━━━━━ Page text
Recall: $f : \RR \to \RR$ is \emph{differentiable}
at $a \in \RR$ with \emph{derivative} $A$ if
\[ \frac{f(a + h) - f(a)}{h} \to A \]
as $h \to 0$. We write $f'(a) = A$. \\
Want to generalise to $f : \RR^n \to \RR^m$. \\
Easy:
$n = 1$. Exactly same definition works. \\
Problem: if $n \ge 2$, dividing by $b \in \RR^n$
makes no sense.

\begin{definition*}
    If $f : \RR^n \to \RR^m$, the \emph{$i$-th
    partial derivative} of $f$ at $a \in \RR^n$ is
    \[ D_i f(a) = \lim_{h \to 0} \frac{f(a + he_i)
    - f(a)}{h} \]
    where this limit exists, where $e_1, \dots,
    e_n$ is standard basis of $\RR^n$.
━━━━━━━━━━
━━━━━ Dataset content
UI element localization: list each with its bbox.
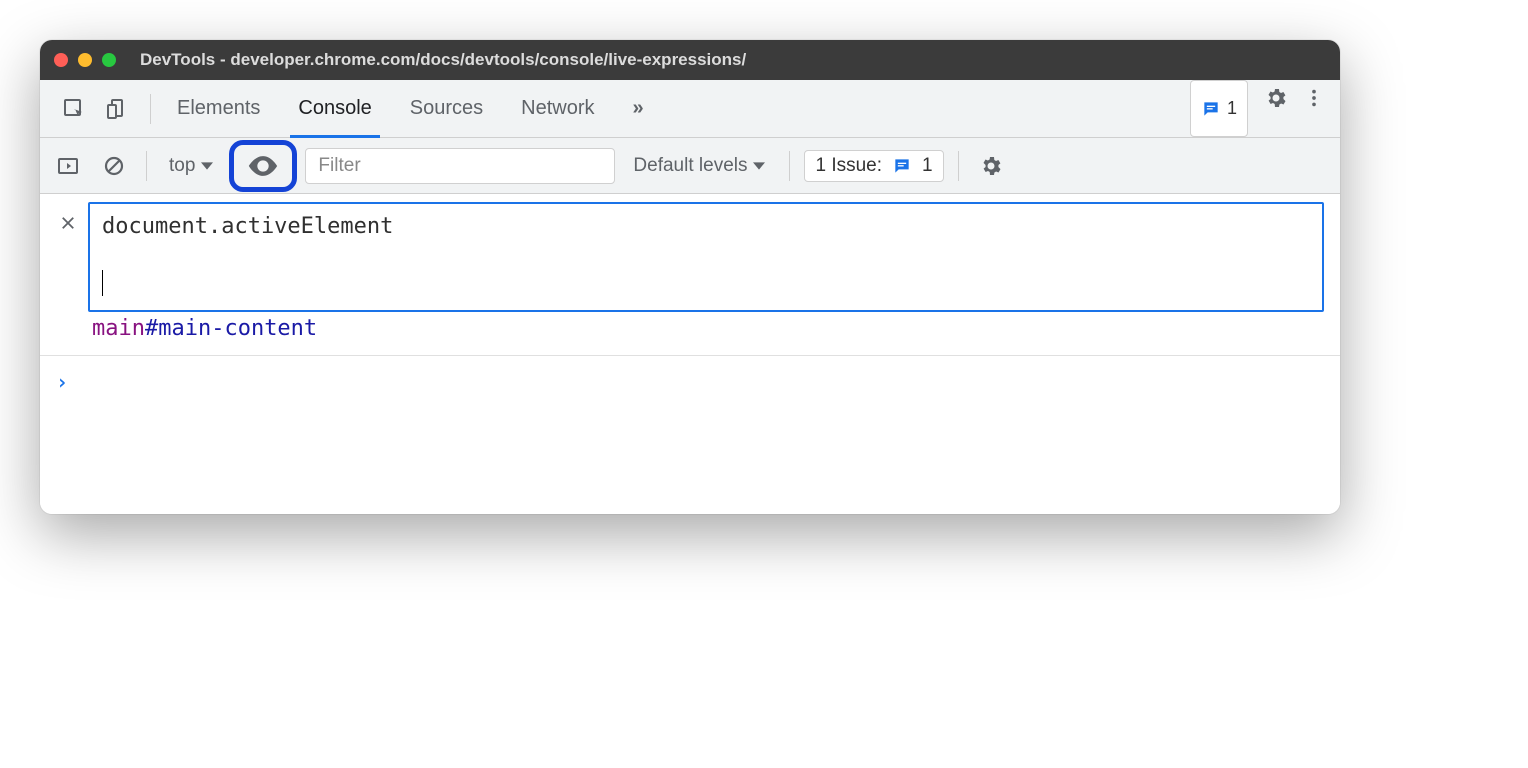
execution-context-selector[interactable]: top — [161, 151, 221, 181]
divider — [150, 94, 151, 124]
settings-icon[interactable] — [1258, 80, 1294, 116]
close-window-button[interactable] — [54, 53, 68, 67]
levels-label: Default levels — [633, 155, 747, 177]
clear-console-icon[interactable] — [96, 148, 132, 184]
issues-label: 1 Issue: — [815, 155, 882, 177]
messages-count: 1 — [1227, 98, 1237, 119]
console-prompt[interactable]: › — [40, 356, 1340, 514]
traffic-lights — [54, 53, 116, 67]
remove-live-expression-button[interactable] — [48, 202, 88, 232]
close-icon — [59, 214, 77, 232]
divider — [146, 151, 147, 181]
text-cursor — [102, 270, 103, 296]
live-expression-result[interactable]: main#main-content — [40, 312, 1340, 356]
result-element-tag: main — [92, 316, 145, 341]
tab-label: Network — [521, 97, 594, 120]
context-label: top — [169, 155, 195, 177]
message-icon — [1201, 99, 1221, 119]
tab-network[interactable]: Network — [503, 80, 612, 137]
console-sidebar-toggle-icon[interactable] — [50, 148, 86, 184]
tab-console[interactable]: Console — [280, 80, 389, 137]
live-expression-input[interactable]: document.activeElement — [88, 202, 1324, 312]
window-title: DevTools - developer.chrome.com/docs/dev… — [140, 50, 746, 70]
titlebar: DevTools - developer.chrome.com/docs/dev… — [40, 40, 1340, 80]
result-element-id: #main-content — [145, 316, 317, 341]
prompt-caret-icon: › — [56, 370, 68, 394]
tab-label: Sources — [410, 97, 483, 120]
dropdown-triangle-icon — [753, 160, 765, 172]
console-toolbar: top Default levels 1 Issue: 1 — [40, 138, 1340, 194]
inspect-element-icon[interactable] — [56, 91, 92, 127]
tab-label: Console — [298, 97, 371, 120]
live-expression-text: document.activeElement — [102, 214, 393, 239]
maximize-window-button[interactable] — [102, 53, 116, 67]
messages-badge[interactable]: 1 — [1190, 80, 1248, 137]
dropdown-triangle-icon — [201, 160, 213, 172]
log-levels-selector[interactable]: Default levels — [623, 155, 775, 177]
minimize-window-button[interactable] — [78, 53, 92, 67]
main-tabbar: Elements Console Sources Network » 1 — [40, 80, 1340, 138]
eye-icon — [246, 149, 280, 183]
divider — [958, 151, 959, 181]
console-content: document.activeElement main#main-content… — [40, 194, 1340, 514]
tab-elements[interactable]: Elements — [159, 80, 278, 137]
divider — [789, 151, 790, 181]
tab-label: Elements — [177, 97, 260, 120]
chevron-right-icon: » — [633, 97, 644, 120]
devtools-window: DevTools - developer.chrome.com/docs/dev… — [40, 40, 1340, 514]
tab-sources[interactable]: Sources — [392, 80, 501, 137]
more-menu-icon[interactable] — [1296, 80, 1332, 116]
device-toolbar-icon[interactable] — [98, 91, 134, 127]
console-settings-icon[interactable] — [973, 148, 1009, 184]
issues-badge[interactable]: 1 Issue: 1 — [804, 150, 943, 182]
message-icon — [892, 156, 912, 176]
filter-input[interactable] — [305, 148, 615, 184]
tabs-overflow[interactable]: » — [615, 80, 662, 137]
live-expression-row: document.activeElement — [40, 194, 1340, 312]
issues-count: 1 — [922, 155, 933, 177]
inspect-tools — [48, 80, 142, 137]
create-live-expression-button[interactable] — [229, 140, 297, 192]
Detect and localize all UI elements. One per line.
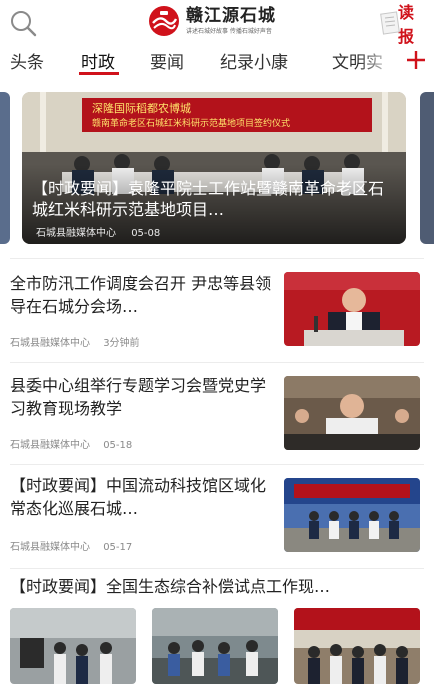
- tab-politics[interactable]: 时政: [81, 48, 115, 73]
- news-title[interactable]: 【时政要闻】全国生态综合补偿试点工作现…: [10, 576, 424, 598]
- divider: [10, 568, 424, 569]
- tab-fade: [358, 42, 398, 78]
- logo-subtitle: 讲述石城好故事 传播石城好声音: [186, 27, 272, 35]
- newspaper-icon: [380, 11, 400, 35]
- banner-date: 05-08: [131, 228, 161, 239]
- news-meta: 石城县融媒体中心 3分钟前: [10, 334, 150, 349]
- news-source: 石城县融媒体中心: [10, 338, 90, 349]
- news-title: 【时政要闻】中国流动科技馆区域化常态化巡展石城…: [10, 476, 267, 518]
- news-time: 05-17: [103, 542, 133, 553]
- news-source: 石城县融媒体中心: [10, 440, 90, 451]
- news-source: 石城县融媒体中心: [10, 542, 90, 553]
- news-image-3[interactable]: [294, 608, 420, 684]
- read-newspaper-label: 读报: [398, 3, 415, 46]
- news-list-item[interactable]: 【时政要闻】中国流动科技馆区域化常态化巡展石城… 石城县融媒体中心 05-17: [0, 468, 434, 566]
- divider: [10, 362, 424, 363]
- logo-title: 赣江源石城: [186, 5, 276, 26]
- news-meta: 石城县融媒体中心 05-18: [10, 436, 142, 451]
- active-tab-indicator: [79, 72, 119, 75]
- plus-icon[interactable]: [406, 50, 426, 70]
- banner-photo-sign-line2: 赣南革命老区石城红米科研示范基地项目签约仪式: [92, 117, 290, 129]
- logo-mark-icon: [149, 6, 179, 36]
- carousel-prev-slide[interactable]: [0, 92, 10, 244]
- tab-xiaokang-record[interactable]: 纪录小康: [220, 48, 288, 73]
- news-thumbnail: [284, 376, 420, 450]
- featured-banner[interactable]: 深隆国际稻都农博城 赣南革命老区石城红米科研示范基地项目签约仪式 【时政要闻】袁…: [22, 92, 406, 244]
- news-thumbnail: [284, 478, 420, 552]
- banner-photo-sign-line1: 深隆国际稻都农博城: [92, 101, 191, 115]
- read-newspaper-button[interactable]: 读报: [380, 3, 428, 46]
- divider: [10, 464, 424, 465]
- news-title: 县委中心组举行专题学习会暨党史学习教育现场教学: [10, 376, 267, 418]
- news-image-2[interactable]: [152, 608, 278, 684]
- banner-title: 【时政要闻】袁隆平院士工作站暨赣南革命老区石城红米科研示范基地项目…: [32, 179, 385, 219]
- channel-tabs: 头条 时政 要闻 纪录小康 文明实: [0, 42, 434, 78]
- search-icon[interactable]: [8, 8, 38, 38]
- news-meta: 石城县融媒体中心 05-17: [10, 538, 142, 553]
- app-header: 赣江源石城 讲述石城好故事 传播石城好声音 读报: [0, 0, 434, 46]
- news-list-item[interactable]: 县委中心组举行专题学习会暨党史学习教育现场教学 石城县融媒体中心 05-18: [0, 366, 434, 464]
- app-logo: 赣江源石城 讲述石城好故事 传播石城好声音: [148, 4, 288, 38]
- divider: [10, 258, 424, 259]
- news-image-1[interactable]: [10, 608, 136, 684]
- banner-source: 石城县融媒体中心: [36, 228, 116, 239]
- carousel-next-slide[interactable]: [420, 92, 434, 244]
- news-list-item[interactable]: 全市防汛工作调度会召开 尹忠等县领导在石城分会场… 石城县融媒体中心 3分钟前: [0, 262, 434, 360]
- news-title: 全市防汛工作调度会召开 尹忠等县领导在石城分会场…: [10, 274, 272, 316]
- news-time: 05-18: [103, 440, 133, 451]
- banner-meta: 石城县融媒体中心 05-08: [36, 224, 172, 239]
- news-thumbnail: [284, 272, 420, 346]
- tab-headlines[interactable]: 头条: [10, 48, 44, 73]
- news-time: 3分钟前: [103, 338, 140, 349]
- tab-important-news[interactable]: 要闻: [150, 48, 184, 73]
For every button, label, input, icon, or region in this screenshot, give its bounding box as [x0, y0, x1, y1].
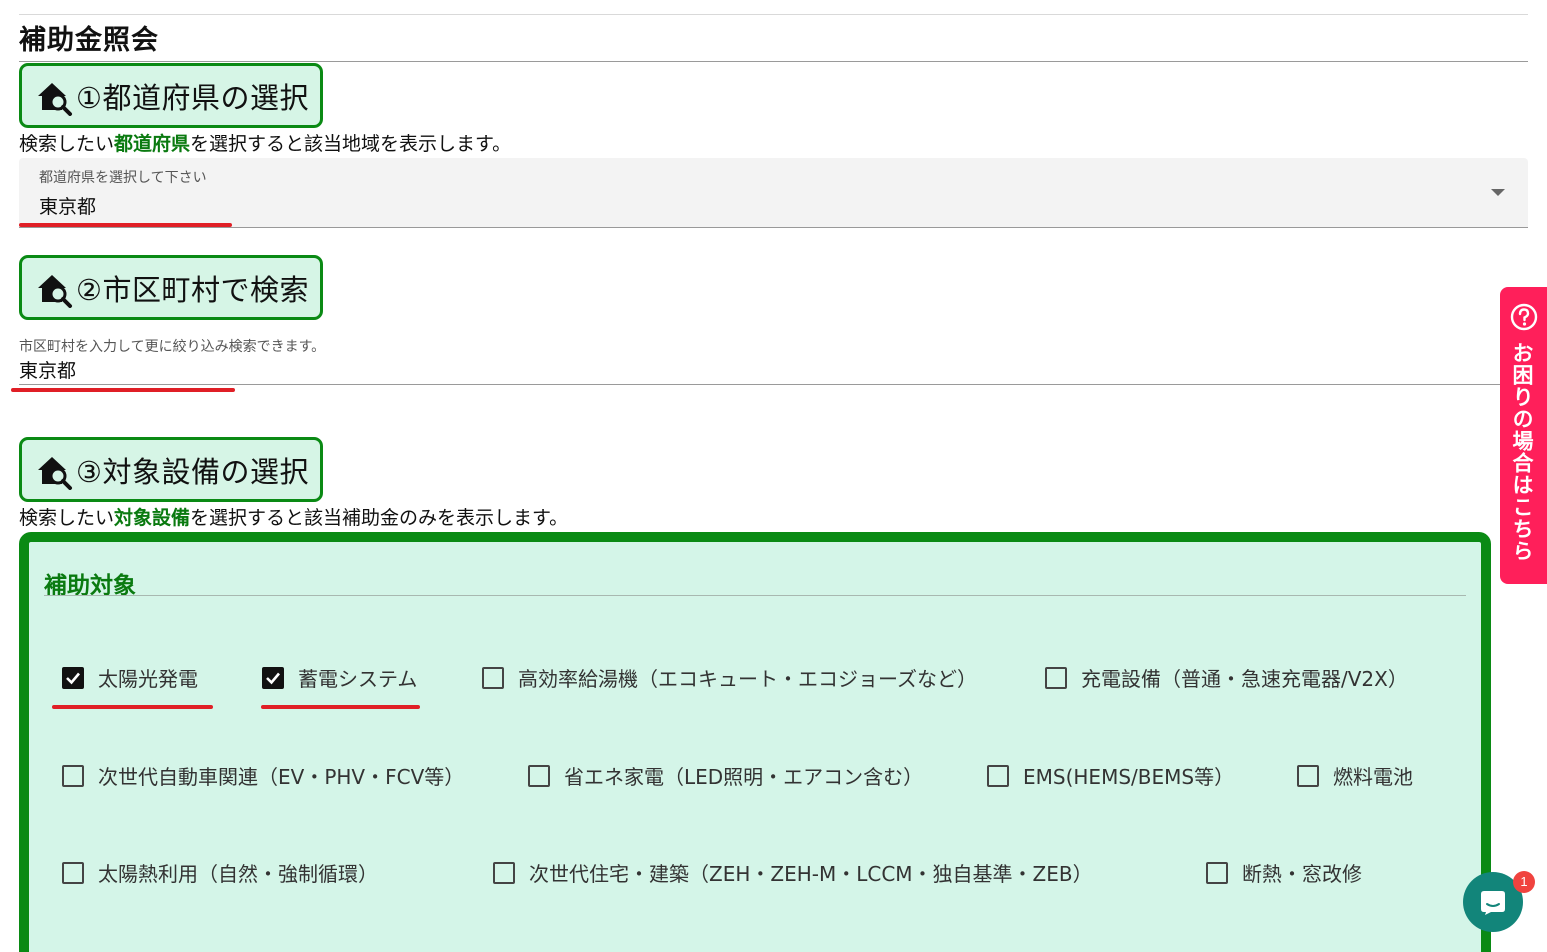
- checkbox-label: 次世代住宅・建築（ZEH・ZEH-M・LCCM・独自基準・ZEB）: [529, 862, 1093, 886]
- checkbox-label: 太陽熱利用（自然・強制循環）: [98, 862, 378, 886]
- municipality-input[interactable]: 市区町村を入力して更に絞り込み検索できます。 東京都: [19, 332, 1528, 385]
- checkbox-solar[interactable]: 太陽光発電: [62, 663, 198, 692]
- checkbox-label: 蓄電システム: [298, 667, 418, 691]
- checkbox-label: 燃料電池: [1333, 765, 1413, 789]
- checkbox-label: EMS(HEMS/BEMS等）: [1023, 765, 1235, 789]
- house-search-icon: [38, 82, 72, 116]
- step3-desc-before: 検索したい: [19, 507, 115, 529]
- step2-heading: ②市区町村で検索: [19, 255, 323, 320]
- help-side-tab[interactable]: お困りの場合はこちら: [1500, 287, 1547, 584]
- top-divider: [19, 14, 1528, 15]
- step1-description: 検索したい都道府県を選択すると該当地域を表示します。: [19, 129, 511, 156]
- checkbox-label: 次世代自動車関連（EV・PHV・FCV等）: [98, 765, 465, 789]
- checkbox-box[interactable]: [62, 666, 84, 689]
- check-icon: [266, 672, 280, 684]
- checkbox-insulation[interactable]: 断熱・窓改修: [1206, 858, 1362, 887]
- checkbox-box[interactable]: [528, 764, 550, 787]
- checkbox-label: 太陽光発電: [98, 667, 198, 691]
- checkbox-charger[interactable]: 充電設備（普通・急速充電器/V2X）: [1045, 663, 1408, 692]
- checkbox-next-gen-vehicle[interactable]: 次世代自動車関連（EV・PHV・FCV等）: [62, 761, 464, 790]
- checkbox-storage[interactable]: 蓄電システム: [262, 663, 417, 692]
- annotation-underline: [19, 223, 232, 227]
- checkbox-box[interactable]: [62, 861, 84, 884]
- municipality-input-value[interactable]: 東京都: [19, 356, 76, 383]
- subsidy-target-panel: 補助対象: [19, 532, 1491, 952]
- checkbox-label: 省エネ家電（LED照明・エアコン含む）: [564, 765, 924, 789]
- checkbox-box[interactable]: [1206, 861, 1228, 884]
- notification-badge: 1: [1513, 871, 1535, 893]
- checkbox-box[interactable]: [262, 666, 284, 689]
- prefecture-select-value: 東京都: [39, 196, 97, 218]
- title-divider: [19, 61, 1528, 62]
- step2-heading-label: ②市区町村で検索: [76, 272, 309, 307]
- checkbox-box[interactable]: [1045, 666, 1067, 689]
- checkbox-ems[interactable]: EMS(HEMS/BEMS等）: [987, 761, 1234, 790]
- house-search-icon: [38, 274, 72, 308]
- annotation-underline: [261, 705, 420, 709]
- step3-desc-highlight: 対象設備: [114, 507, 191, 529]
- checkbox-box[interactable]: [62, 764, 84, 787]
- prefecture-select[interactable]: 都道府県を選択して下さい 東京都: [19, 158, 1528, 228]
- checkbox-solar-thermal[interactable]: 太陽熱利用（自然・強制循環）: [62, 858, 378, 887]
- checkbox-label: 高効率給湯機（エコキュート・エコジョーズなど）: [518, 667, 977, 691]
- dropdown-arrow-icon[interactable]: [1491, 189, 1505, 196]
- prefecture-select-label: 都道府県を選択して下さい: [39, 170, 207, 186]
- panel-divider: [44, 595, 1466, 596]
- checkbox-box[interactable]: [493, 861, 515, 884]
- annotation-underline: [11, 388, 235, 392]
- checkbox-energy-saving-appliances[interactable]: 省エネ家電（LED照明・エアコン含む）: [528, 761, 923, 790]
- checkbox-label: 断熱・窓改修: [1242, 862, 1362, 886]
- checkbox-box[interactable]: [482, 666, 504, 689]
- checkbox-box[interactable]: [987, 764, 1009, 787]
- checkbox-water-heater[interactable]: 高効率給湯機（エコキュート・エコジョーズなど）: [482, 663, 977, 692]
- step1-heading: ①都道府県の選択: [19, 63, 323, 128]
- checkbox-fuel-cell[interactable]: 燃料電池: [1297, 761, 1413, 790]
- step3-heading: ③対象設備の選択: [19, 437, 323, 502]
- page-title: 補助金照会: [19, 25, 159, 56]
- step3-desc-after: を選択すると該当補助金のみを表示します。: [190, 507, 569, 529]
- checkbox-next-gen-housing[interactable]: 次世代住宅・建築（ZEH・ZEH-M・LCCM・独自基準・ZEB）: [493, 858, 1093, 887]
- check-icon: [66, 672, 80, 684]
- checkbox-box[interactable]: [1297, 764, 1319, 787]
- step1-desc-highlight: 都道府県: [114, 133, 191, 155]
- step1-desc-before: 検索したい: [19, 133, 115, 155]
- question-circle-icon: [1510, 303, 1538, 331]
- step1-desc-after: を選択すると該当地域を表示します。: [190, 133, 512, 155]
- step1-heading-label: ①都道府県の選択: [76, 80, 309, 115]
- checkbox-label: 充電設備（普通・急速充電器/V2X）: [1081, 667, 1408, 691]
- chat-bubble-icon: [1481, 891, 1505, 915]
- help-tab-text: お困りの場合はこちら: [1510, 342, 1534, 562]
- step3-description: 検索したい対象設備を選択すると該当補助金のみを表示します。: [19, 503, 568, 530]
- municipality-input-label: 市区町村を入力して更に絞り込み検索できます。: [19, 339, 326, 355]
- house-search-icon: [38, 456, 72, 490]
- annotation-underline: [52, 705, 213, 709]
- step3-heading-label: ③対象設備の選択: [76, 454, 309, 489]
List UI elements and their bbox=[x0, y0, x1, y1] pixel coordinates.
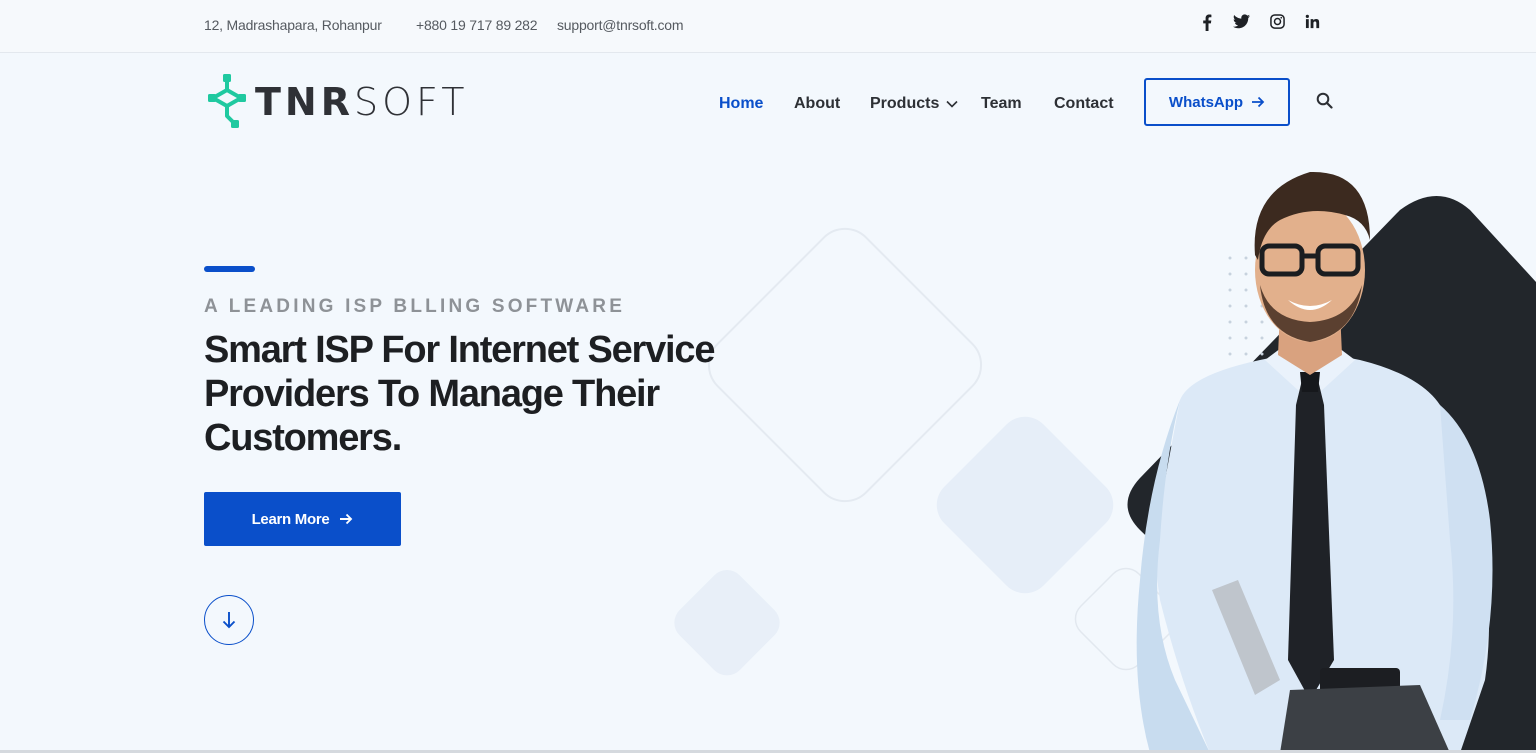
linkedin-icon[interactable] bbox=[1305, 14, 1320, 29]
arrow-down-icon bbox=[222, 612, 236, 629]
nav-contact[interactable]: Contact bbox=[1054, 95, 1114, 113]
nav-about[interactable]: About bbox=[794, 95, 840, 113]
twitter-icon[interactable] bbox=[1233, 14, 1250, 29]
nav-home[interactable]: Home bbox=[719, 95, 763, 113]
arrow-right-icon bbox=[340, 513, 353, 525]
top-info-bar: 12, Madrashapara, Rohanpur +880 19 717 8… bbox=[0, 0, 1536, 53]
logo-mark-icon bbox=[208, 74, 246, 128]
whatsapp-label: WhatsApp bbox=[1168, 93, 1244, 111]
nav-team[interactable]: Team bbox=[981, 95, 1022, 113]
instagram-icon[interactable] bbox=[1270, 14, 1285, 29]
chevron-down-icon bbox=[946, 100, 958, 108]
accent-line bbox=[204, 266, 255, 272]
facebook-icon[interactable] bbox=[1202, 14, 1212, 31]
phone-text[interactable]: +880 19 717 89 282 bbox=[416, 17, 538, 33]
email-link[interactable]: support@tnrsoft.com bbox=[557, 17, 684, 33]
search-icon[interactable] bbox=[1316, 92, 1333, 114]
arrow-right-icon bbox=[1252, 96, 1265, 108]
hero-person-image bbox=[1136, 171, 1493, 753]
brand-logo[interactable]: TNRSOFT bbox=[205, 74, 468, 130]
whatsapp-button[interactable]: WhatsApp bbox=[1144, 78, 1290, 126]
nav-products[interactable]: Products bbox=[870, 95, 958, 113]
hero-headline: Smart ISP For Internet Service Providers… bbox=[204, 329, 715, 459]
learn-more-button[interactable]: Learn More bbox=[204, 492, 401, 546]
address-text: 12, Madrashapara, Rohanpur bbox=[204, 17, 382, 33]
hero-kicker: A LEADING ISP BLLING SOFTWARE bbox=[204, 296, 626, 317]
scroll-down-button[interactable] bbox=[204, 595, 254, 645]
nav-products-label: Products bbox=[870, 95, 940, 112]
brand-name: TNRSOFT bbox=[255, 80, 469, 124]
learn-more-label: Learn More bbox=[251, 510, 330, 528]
━━━━━━━━━━
List of tasks:
**1.** According to the derivatives text, what goes wrong when trying to generalize the definition to n ≥ 2?
**2.** Update the derivatives text between "Recall: $f : \RR" and "makes no sense.", inclusive, putting "Difficulty" in place of "Problem", and write out that passage.

Full answers:
**1.** Dividing by b ∈ ℝⁿ makes no sense.

**2.**
Recall: $f : \RR \to \RR$ is \emph{differentiable}
at $a \in \RR$ with \emph{derivative} $A$ if
\[ \frac{f(a + h) - f(a)}{h} \to A \]
as $h \to 0$. We write $f'(a) = A$. \\
Want to generalise to $f : \RR^n \to \RR^m$. \\
Easy:
$n = 1$. Exactly same definition works. \\
Difficulty: if $n \ge 2$, dividing by $b \in \RR^n$
makes no sense.